What the task requires ->
Restate the whole of the material. Keep every word, and drop the pictures.

Data listing:
[start]
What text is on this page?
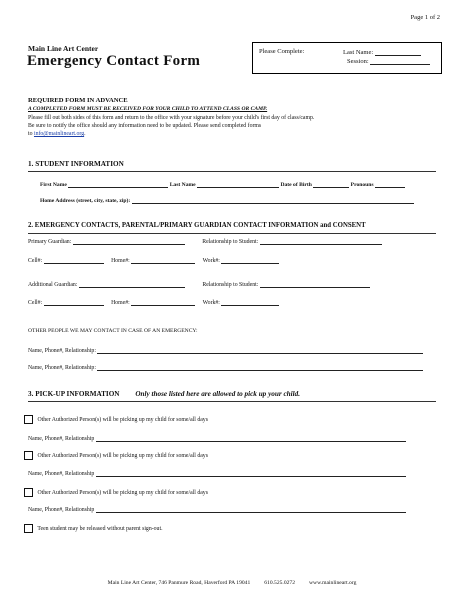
Page 1 of 2
Main Line Art Center
Emergency Contact Form
Please Complete:	Last Name:
Session:
REQUIRED FORM IN ADVANCE
A COMPLETED FORM MUST BE RECEIVED FOR YOUR CHILD TO ATTEND CLASS OR CAMP.
Please fill out both sides of this form and return to the office with your signature before your child's first day of class/camp.
Be sure to notify the office should any information need to be updated. Please send completed forms
to info@mainlineart.org.
1. STUDENT INFORMATION
First Name	Last Name	Date of Birth	Pronouns
Home Address (street, city, state, zip):
2. EMERGENCY CONTACTS, PARENTAL/PRIMARY GUARDIAN CONTACT INFORMATION and CONSENT
Primary Guardian:	Relationship to Student:
Cell#:	Home#:	Work#:
Additional Guardian:	Relationship to Student:
Cell#:	Home#:	Work#:
OTHER PEOPLE WE MAY CONTACT IN CASE OF AN EMERGENCY:
Name, Phone#, Relationship:
Name, Phone#, Relationship:
3. PICK-UP INFORMATION Only those listed here are allowed to pick up your child.
Other Authorized Person(s) will be picking up my child for some/all days
Name, Phone#, Relationship
Other Authorized Person(s) will be picking up my child for some/all days
Name, Phone#, Relationship
Other Authorized Person(s) will be picking up my child for some/all days
Name, Phone#, Relationship
Teen student may be released without parent sign-out.
Main Line Art Center, 746 Panmure Road, Haverford PA 19041          610.525.0272          www.mainlineart.org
[end]
Response to this exercise ->
What text is on this page?
Page 1 of 2
Main Line Art Center
Emergency Contact Form
Please Complete:	Last Name:
Session:
REQUIRED FORM IN ADVANCE
A COMPLETED FORM MUST BE RECEIVED FOR YOUR CHILD TO ATTEND CLASS OR CAMP.
Please fill out both sides of this form and return to the office with your signature before your child's first day of class/camp.
Be sure to notify the office should any information need to be updated. Please send completed forms
to info@mainlineart.org.
1. STUDENT INFORMATION
First Name	Last Name	Date of Birth	Pronouns
Home Address (street, city, state, zip):
2. EMERGENCY CONTACTS, PARENTAL/PRIMARY GUARDIAN CONTACT INFORMATION and CONSENT
Primary Guardian:	Relationship to Student:
Cell#:	Home#:	Work#:
Additional Guardian:	Relationship to Student:
Cell#:	Home#:	Work#:
OTHER PEOPLE WE MAY CONTACT IN CASE OF AN EMERGENCY:
Name, Phone#, Relationship:
Name, Phone#, Relationship:
3. PICK-UP INFORMATION Only those listed here are allowed to pick up your child.
Other Authorized Person(s) will be picking up my child for some/all days
Name, Phone#, Relationship
Other Authorized Person(s) will be picking up my child for some/all days
Name, Phone#, Relationship
Other Authorized Person(s) will be picking up my child for some/all days
Name, Phone#, Relationship
Teen student may be released without parent sign-out.
Main Line Art Center, 746 Panmure Road, Haverford PA 19041          610.525.0272          www.mainlineart.org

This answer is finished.